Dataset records
+ + + + +
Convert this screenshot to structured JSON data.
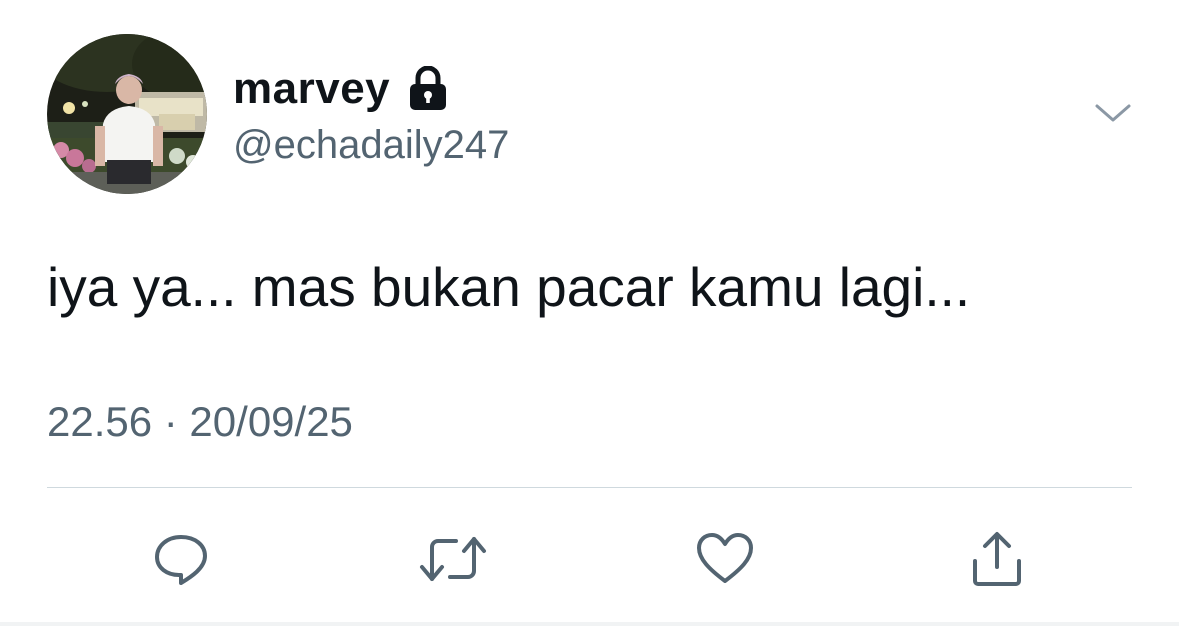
{
  "tweet": {
    "display_name": "marvey",
    "handle": "@echadaily247",
    "text": "iya ya... mas bukan pacar kamu lagi...",
    "timestamp": "22.56 · 20/09/25",
    "protected_icon": "lock-icon",
    "menu_icon": "chevron-down-icon"
  },
  "actions": [
    {
      "name": "reply",
      "icon": "reply-icon"
    },
    {
      "name": "retweet",
      "icon": "retweet-icon"
    },
    {
      "name": "like",
      "icon": "heart-icon"
    },
    {
      "name": "share",
      "icon": "share-icon"
    }
  ],
  "colors": {
    "text_primary": "#0f1419",
    "text_secondary": "#536471",
    "divider": "#cfd9de",
    "icon": "#536471"
  }
}
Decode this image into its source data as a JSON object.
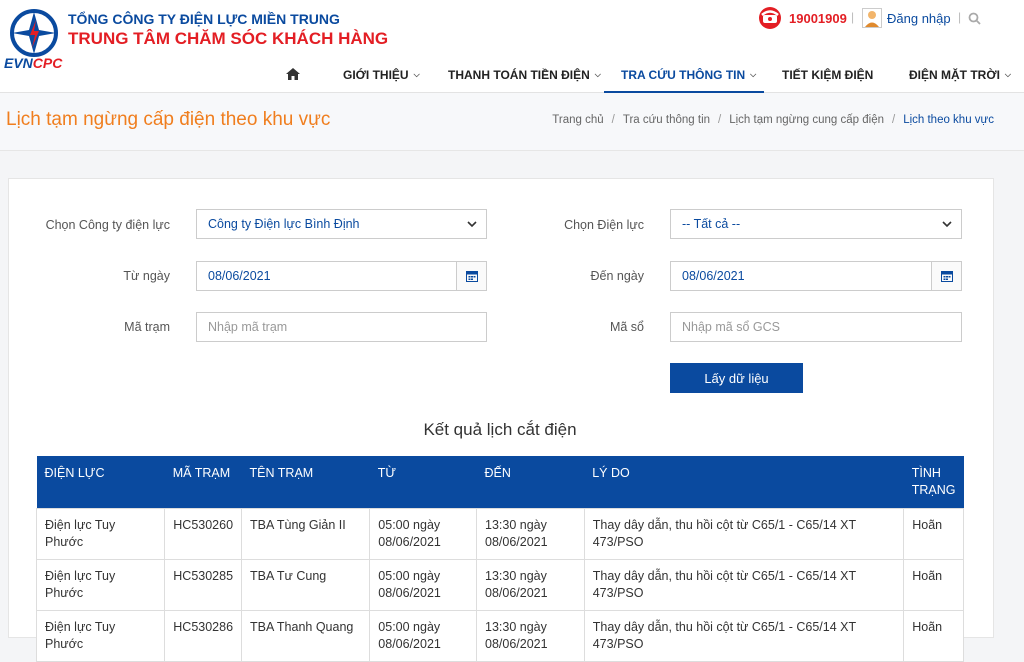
{
  "header": {
    "logo_evn": "EVN",
    "logo_cpc": "CPC",
    "org_line1": "TỔNG CÔNG TY ĐIỆN LỰC MIỀN TRUNG",
    "org_line2": "TRUNG TÂM CHĂM SÓC KHÁCH HÀNG",
    "hotline": "19001909",
    "separator": "|",
    "login": "Đăng nhập"
  },
  "nav": {
    "items": [
      {
        "label": "GIỚI THIỆU"
      },
      {
        "label": "THANH TOÁN TIỀN ĐIỆN"
      },
      {
        "label": "TRA CỨU THÔNG TIN"
      },
      {
        "label": "TIẾT KIỆM ĐIỆN"
      },
      {
        "label": "ĐIỆN MẶT TRỜI"
      }
    ]
  },
  "page": {
    "title": "Lịch tạm ngừng cấp điện theo khu vực",
    "breadcrumb": [
      "Trang chủ",
      "Tra cứu thông tin",
      "Lịch tạm ngừng cung cấp điện",
      "Lịch theo khu vực"
    ],
    "crumb_sep": "/"
  },
  "form": {
    "company_label": "Chọn Công ty điện lực",
    "company_value": "Công ty Điện lực Bình Định",
    "branch_label": "Chọn Điện lực",
    "branch_value": "-- Tất cả --",
    "from_label": "Từ ngày",
    "from_value": "08/06/2021",
    "to_label": "Đến ngày",
    "to_value": "08/06/2021",
    "station_label": "Mã trạm",
    "station_placeholder": "Nhập mã trạm",
    "gcs_label": "Mã sổ",
    "gcs_placeholder": "Nhập mã sổ GCS",
    "submit": "Lấy dữ liệu"
  },
  "results": {
    "title": "Kết quả lịch cắt điện",
    "headers": [
      "ĐIỆN LỰC",
      "MÃ TRẠM",
      "TÊN TRẠM",
      "TỪ",
      "ĐẾN",
      "LÝ DO",
      "TÌNH TRẠNG"
    ],
    "rows": [
      [
        "Điện lực Tuy Phước",
        "HC530260",
        "TBA Tùng Giản II",
        "05:00 ngày 08/06/2021",
        "13:30 ngày 08/06/2021",
        "Thay dây dẫn, thu hồi cột từ C65/1 - C65/14 XT 473/PSO",
        "Hoãn"
      ],
      [
        "Điện lực Tuy Phước",
        "HC530285",
        "TBA Tư Cung",
        "05:00 ngày 08/06/2021",
        "13:30 ngày 08/06/2021",
        "Thay dây dẫn, thu hồi cột từ C65/1 - C65/14 XT 473/PSO",
        "Hoãn"
      ],
      [
        "Điện lực Tuy Phước",
        "HC530286",
        "TBA Thanh Quang",
        "05:00 ngày 08/06/2021",
        "13:30 ngày 08/06/2021",
        "Thay dây dẫn, thu hồi cột từ C65/1 - C65/14 XT 473/PSO",
        "Hoãn"
      ]
    ]
  }
}
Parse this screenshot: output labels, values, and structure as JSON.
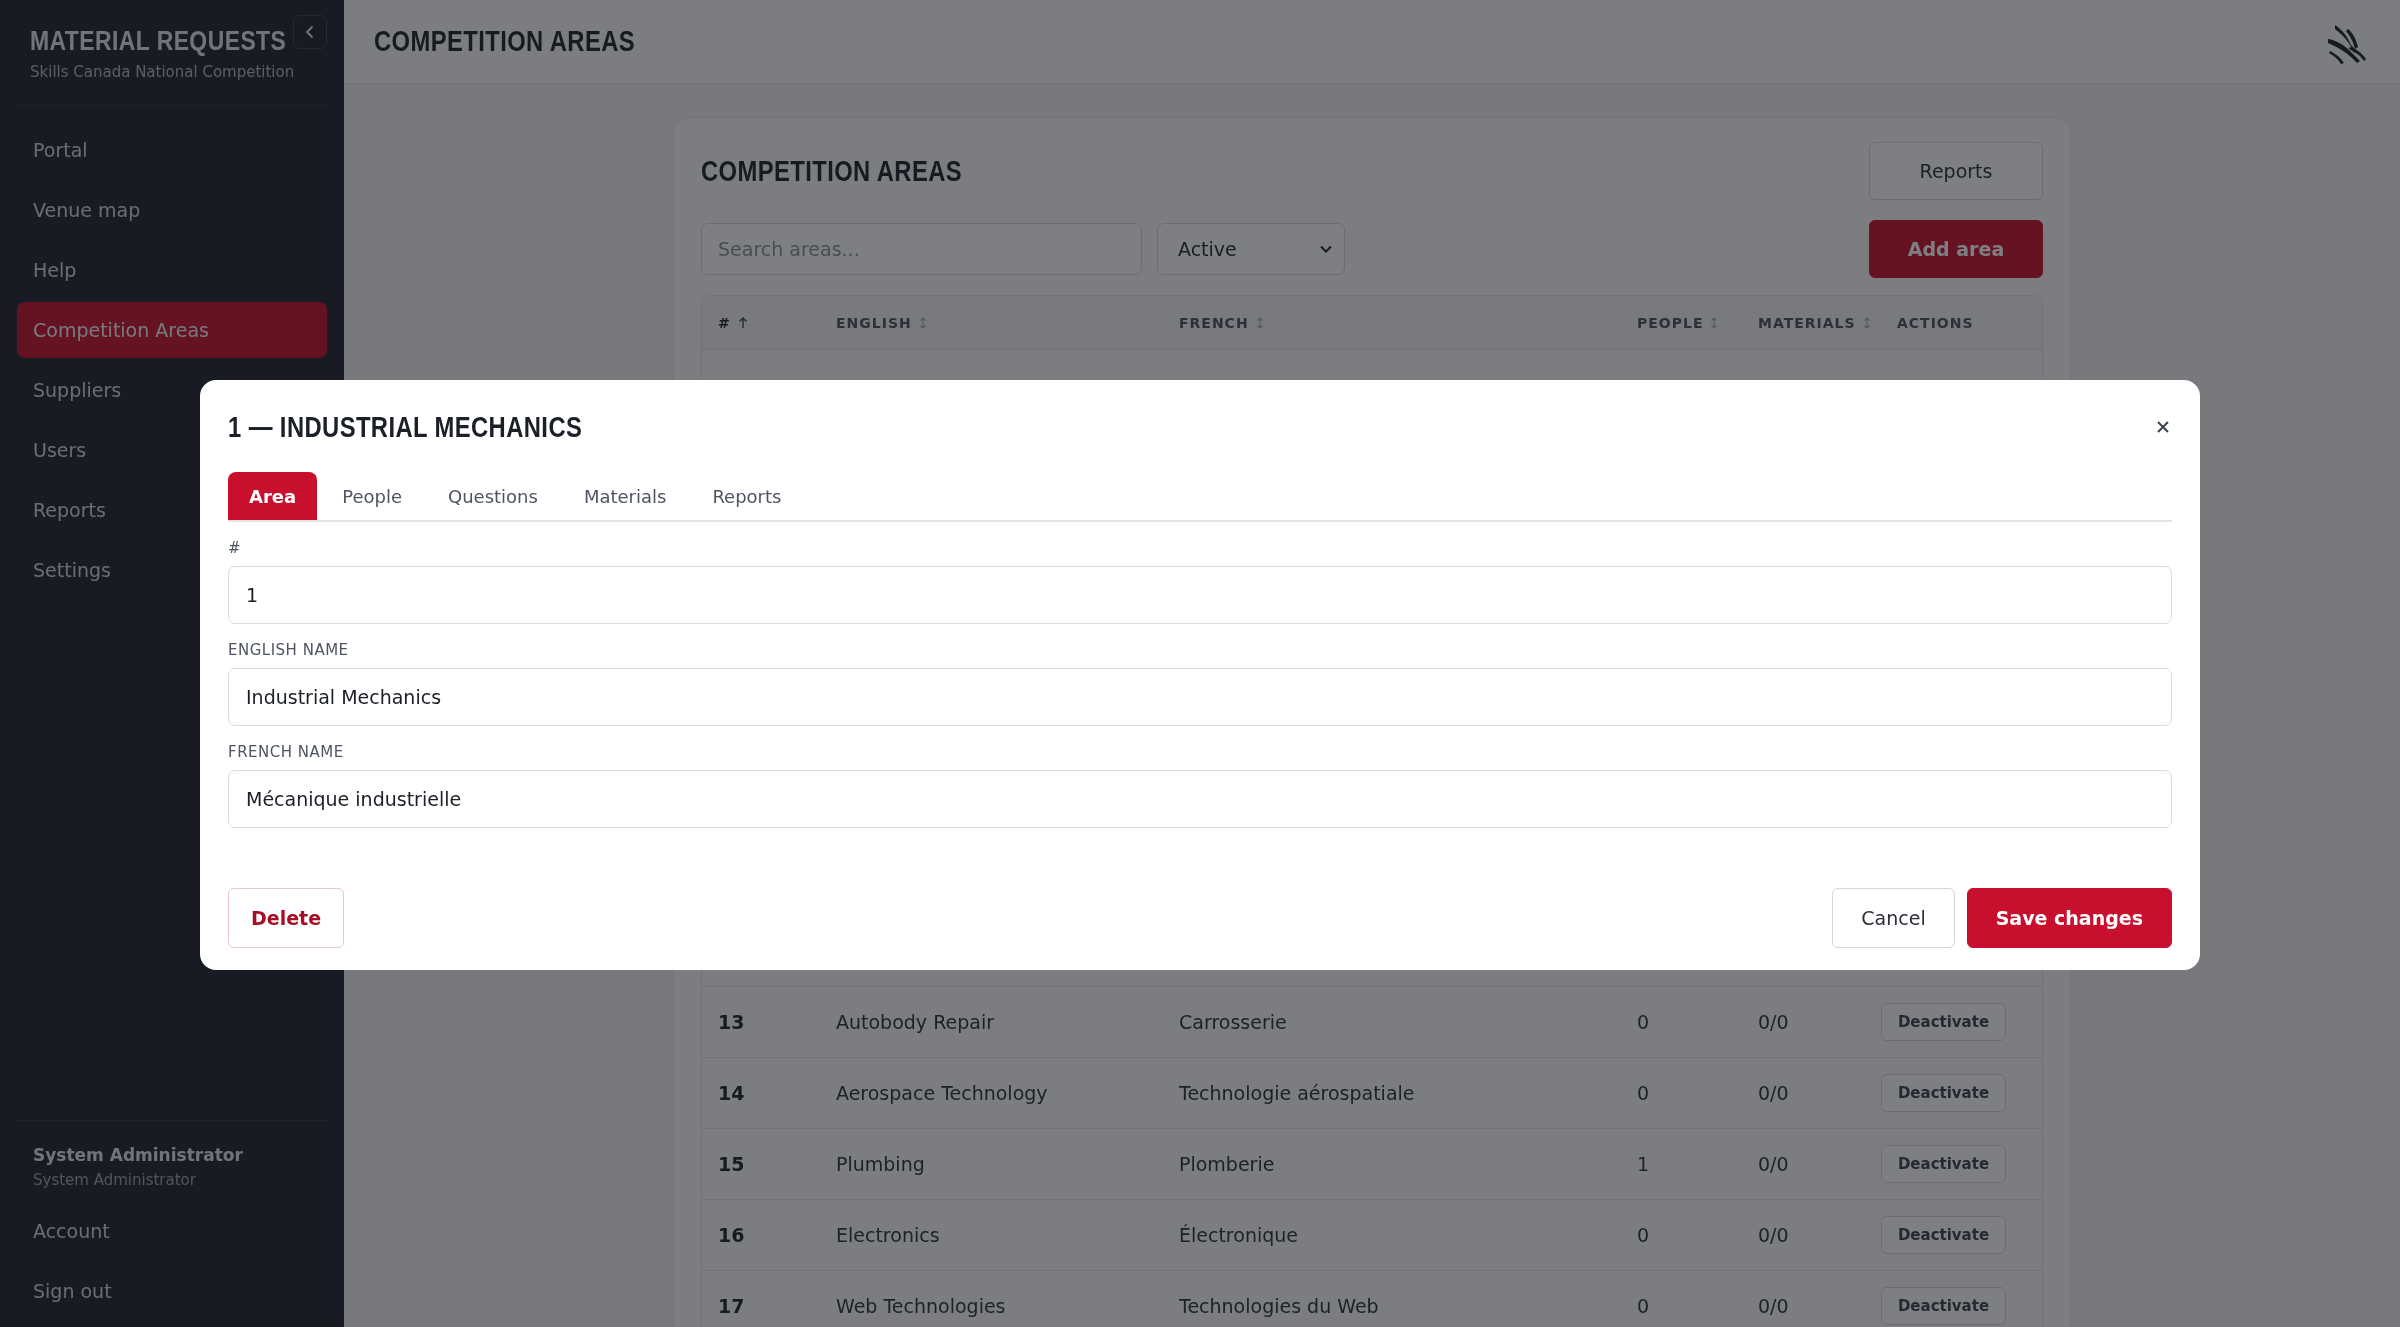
+ + + + +
**Task to carry out:** A faithful copy of the records above is needed, with the pictures left out.

**Task solution:**
Convert this screenshot to structured JSON data.
{
  "tweet": {
    "display_name": "marvey",
    "handle": "@echadaily247",
    "text": "iya ya... mas bukan pacar kamu lagi...",
    "timestamp": "22.56 · 20/09/25",
    "protected_icon": "lock-icon",
    "menu_icon": "chevron-down-icon"
  },
  "actions": [
    {
      "name": "reply",
      "icon": "reply-icon"
    },
    {
      "name": "retweet",
      "icon": "retweet-icon"
    },
    {
      "name": "like",
      "icon": "heart-icon"
    },
    {
      "name": "share",
      "icon": "share-icon"
    }
  ],
  "colors": {
    "text_primary": "#0f1419",
    "text_secondary": "#536471",
    "divider": "#cfd9de",
    "icon": "#536471"
  }
}
Decode this image into its source data as a JSON object.
{
  "header": {
    "logo_evn": "EVN",
    "logo_cpc": "CPC",
    "org_line1": "TỔNG CÔNG TY ĐIỆN LỰC MIỀN TRUNG",
    "org_line2": "TRUNG TÂM CHĂM SÓC KHÁCH HÀNG",
    "hotline": "19001909",
    "separator": "|",
    "login": "Đăng nhập"
  },
  "nav": {
    "items": [
      {
        "label": "GIỚI THIỆU"
      },
      {
        "label": "THANH TOÁN TIỀN ĐIỆN"
      },
      {
        "label": "TRA CỨU THÔNG TIN"
      },
      {
        "label": "TIẾT KIỆM ĐIỆN"
      },
      {
        "label": "ĐIỆN MẶT TRỜI"
      }
    ]
  },
  "page": {
    "title": "Lịch tạm ngừng cấp điện theo khu vực",
    "breadcrumb": [
      "Trang chủ",
      "Tra cứu thông tin",
      "Lịch tạm ngừng cung cấp điện",
      "Lịch theo khu vực"
    ],
    "crumb_sep": "/"
  },
  "form": {
    "company_label": "Chọn Công ty điện lực",
    "company_value": "Công ty Điện lực Bình Định",
    "branch_label": "Chọn Điện lực",
    "branch_value": "-- Tất cả --",
    "from_label": "Từ ngày",
    "from_value": "08/06/2021",
    "to_label": "Đến ngày",
    "to_value": "08/06/2021",
    "station_label": "Mã trạm",
    "station_placeholder": "Nhập mã trạm",
    "gcs_label": "Mã sổ",
    "gcs_placeholder": "Nhập mã sổ GCS",
    "submit": "Lấy dữ liệu"
  },
  "results": {
    "title": "Kết quả lịch cắt điện",
    "headers": [
      "ĐIỆN LỰC",
      "MÃ TRẠM",
      "TÊN TRẠM",
      "TỪ",
      "ĐẾN",
      "LÝ DO",
      "TÌNH TRẠNG"
    ],
    "rows": [
      [
        "Điện lực Tuy Phước",
        "HC530260",
        "TBA Tùng Giản II",
        "05:00 ngày 08/06/2021",
        "13:30 ngày 08/06/2021",
        "Thay dây dẫn, thu hồi cột từ C65/1 - C65/14 XT 473/PSO",
        "Hoãn"
      ],
      [
        "Điện lực Tuy Phước",
        "HC530285",
        "TBA Tư Cung",
        "05:00 ngày 08/06/2021",
        "13:30 ngày 08/06/2021",
        "Thay dây dẫn, thu hồi cột từ C65/1 - C65/14 XT 473/PSO",
        "Hoãn"
      ],
      [
        "Điện lực Tuy Phước",
        "HC530286",
        "TBA Thanh Quang",
        "05:00 ngày 08/06/2021",
        "13:30 ngày 08/06/2021",
        "Thay dây dẫn, thu hồi cột từ C65/1 - C65/14 XT 473/PSO",
        "Hoãn"
      ]
    ]
  }
}
Parse this screenshot: output labels, values, and structure as JSON.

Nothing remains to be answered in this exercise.